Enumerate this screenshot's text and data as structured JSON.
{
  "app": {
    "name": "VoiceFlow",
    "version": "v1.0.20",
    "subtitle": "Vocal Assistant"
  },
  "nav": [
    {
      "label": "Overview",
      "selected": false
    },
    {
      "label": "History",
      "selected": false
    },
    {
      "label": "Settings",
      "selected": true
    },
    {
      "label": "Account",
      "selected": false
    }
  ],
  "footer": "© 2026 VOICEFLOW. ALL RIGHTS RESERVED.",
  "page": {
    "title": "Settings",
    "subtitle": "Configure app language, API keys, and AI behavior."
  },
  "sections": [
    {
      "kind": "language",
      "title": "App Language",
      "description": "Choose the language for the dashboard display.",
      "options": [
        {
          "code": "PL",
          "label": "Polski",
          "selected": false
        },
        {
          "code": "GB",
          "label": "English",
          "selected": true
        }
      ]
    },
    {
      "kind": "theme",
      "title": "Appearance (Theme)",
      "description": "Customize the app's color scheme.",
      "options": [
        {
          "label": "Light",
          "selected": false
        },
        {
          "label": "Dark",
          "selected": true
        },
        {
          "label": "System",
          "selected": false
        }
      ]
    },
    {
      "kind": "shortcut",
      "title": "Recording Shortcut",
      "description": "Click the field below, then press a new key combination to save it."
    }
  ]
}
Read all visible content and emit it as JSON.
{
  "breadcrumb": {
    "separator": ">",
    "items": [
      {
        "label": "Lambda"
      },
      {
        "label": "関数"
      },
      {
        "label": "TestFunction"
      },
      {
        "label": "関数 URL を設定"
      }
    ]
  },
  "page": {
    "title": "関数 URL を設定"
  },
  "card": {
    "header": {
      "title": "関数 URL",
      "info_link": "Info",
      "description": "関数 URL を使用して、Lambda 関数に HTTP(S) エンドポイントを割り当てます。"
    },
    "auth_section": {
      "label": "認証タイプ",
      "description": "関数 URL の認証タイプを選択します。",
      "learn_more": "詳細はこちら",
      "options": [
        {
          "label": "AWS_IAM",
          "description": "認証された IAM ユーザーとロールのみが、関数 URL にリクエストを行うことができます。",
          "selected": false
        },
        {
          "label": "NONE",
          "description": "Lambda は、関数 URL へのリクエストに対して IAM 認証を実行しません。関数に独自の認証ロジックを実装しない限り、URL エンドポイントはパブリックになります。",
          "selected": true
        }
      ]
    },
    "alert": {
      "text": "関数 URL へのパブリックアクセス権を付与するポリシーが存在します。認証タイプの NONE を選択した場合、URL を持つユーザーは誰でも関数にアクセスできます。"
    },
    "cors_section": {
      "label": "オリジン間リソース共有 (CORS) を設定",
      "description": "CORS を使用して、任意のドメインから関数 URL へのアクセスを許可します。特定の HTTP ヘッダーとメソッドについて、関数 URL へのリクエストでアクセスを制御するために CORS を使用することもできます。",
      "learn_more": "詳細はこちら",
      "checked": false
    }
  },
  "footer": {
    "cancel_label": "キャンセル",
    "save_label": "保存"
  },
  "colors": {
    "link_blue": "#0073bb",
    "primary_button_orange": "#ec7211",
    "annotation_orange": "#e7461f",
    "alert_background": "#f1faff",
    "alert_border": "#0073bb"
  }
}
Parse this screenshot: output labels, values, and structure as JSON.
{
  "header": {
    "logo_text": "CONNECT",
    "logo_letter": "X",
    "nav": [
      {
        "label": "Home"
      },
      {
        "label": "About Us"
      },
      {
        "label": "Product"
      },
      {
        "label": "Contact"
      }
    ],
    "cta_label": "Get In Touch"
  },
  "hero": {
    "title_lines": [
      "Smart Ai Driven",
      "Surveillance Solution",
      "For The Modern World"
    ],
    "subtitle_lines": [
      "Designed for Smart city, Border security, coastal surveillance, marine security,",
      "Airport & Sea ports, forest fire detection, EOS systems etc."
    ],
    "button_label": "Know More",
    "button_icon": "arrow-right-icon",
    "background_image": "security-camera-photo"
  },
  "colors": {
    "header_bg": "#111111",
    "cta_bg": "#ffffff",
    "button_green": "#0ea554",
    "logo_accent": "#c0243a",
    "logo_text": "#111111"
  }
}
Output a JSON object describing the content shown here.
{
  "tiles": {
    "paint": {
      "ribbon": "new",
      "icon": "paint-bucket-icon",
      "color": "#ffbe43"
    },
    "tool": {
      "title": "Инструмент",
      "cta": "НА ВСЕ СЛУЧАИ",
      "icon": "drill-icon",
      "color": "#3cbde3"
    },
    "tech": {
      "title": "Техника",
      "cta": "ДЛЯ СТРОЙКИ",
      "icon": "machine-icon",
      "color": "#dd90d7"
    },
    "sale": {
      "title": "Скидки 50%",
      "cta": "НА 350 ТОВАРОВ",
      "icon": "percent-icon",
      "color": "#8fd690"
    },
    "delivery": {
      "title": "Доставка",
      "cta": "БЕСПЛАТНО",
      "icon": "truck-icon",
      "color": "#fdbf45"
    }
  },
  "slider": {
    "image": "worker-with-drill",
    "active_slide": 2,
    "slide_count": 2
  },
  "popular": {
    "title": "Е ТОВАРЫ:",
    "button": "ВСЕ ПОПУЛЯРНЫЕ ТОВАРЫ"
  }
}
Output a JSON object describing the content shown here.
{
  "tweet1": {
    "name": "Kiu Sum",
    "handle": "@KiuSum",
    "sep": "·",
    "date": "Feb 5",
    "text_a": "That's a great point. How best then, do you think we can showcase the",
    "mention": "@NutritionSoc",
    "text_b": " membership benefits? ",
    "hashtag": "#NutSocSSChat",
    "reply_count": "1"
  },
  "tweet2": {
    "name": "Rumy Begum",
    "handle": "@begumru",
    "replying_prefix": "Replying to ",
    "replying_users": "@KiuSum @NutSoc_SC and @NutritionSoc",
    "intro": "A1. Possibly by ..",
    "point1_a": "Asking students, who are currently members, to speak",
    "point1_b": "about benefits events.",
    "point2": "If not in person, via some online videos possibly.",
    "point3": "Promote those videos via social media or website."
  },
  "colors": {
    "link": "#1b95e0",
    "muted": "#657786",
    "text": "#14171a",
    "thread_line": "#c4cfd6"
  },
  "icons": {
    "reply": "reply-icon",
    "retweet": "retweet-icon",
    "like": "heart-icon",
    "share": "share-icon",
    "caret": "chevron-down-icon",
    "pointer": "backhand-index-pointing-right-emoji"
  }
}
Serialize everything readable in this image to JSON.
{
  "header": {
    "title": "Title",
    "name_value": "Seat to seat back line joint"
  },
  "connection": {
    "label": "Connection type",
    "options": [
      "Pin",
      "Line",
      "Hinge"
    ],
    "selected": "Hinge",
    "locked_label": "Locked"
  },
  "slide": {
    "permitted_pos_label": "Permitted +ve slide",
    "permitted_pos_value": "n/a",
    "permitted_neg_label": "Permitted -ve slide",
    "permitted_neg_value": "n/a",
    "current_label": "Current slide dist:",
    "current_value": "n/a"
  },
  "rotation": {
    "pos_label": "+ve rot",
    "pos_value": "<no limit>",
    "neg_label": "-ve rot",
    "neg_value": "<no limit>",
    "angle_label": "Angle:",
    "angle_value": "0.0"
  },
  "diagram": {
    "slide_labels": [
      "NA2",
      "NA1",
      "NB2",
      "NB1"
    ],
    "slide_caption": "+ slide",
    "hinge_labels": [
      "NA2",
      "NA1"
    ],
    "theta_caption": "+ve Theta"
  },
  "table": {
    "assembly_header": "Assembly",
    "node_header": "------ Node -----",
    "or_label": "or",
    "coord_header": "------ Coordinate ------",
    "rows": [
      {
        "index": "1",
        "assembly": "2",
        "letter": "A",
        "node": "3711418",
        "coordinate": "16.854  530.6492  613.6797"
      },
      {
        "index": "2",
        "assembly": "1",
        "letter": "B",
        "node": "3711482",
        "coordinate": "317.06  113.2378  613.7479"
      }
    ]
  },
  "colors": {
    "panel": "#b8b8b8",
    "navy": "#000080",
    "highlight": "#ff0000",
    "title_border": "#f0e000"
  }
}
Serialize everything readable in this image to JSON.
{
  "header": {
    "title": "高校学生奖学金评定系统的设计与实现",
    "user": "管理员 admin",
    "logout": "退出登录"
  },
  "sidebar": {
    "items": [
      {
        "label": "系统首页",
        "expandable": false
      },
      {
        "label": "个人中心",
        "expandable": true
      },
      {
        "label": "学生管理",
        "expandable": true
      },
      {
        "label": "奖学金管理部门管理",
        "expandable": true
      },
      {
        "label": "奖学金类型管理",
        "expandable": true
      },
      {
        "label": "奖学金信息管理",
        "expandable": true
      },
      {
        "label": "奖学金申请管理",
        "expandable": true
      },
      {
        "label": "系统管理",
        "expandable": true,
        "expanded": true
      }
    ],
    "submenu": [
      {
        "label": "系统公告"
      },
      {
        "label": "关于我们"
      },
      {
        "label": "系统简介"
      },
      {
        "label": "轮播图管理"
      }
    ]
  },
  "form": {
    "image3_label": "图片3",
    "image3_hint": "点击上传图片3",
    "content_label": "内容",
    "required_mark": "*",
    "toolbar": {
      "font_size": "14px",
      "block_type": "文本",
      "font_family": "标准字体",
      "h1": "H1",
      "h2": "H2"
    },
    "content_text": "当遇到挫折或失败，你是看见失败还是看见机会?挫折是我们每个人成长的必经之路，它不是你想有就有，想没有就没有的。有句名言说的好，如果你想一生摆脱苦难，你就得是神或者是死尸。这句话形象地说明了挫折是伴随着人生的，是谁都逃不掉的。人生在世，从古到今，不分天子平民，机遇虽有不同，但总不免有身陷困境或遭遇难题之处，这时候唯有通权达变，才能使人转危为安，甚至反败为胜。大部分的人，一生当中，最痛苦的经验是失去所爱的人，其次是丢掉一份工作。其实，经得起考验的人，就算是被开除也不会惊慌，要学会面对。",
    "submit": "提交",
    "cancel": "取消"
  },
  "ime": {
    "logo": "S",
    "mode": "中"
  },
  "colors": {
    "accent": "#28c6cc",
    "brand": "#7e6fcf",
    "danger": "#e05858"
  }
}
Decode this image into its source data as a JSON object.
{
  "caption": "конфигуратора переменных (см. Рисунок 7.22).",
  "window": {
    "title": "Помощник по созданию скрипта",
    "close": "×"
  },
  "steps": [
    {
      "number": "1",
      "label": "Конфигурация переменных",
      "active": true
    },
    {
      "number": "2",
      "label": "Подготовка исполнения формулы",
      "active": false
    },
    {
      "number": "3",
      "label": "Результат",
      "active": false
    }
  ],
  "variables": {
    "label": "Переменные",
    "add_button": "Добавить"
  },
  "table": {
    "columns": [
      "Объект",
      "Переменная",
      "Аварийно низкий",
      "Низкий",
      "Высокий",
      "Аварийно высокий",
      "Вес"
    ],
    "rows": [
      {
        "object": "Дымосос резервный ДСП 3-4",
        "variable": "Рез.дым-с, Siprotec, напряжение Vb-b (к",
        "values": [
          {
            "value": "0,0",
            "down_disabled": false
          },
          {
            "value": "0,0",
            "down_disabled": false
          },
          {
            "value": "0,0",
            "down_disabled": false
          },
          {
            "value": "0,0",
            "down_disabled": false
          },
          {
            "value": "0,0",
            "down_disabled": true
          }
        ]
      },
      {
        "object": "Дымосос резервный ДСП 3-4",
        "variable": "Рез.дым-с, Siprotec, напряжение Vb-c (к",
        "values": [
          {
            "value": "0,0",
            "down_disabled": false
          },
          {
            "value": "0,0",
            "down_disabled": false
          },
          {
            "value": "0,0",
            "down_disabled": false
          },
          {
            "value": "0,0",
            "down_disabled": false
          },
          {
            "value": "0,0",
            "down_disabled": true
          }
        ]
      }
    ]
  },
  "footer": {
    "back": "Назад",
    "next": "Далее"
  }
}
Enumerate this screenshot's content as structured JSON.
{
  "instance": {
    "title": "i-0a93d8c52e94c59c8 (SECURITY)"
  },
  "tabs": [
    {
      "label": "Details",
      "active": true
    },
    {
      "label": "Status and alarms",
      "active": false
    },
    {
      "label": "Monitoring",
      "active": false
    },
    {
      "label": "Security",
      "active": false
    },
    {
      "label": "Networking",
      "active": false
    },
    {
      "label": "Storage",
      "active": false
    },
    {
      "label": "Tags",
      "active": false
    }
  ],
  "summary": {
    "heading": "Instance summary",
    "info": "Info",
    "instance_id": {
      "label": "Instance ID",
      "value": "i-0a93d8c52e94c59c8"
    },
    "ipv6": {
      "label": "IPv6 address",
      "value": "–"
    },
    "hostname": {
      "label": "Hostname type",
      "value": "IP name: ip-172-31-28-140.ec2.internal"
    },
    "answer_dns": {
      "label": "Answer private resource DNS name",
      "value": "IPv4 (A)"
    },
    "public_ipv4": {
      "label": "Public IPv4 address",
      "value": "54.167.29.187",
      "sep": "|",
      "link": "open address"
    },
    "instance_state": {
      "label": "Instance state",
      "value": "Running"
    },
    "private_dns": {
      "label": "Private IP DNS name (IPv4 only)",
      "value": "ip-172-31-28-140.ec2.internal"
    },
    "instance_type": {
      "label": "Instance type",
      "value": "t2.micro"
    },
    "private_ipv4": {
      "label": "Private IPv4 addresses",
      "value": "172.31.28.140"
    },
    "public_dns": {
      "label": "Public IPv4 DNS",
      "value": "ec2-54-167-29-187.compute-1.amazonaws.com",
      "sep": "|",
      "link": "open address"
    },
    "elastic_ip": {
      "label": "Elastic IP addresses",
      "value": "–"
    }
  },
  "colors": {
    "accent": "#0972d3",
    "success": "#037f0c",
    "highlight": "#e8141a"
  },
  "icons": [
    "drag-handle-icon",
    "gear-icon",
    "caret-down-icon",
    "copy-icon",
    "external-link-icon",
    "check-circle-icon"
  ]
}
★ ★ ★
In the entries above, some lines may contain the string "Lambda"; report how many, without additional comment.

EXERCISE RESPONSE:
3